▶ **REQUIREMENTS**
Pick out all lines with the word "Tegalwaru" from the records that follow.
************
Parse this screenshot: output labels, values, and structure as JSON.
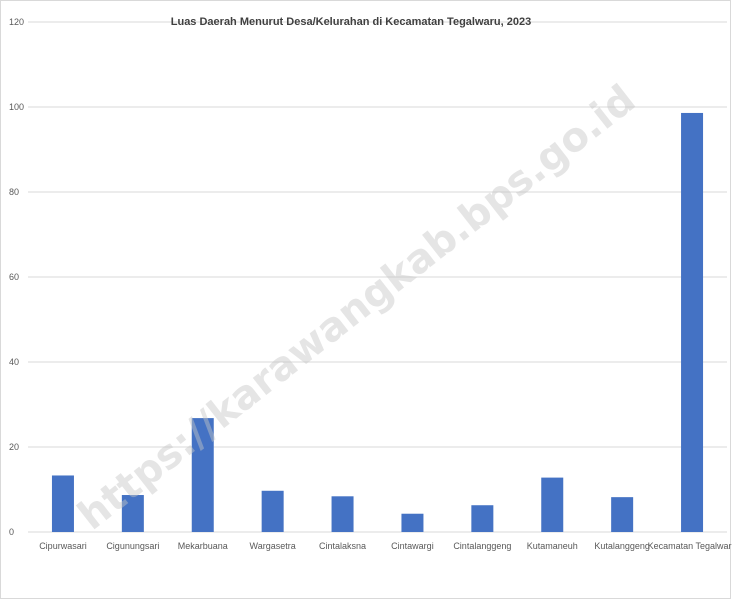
{
  "chart_data": {
    "type": "bar",
    "title": "Luas Daerah Menurut Desa/Kelurahan di Kecamatan Tegalwaru, 2023",
    "xlabel": "",
    "ylabel": "",
    "ylim": [
      0,
      120
    ],
    "yticks": [
      0,
      20,
      40,
      60,
      80,
      100,
      120
    ],
    "grid": true,
    "categories": [
      "Cipurwasari",
      "Cigunungsari",
      "Mekarbuana",
      "Wargasetra",
      "Cintalaksna",
      "Cintawargi",
      "Cintalanggeng",
      "Kutamaneuh",
      "Kutalanggeng",
      "Kecamatan Tegalwaru"
    ],
    "values": [
      13.3,
      8.7,
      26.8,
      9.7,
      8.4,
      4.3,
      6.3,
      12.8,
      8.2,
      98.6
    ],
    "bar_color": "#4472c4"
  },
  "watermark": "https://karawangkab.bps.go.id"
}
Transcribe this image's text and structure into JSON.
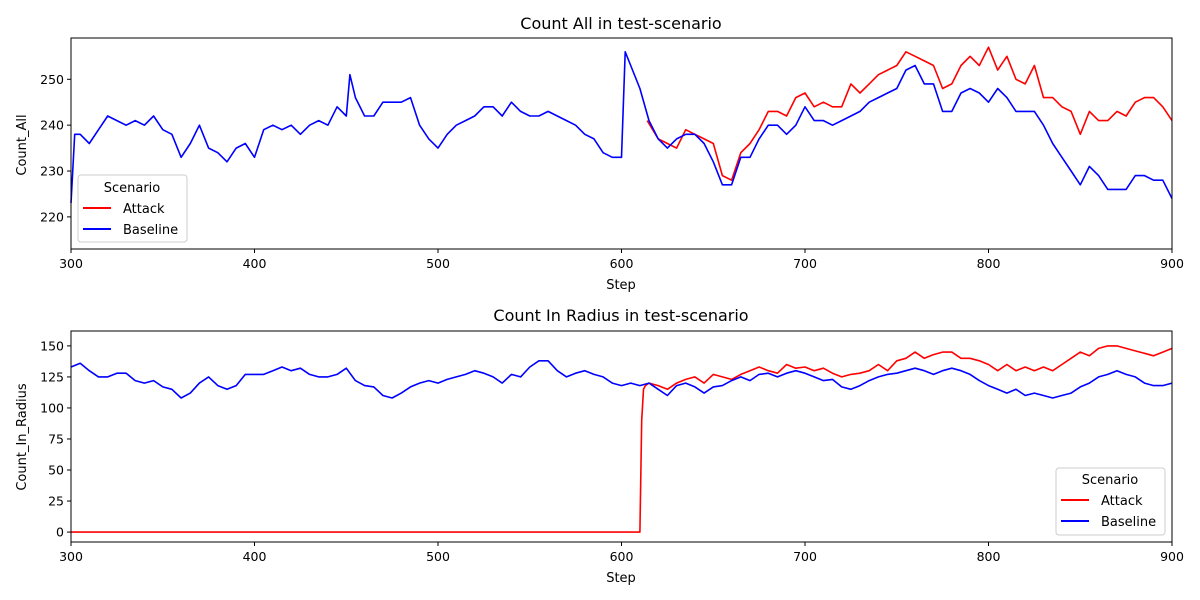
************
▶ **CORRECT OUTPUT**
    "title": "Luas Daerah Menurut Desa/Kelurahan di Kecamatan Tegalwaru, 2023",
      "Kecamatan Tegalwaru"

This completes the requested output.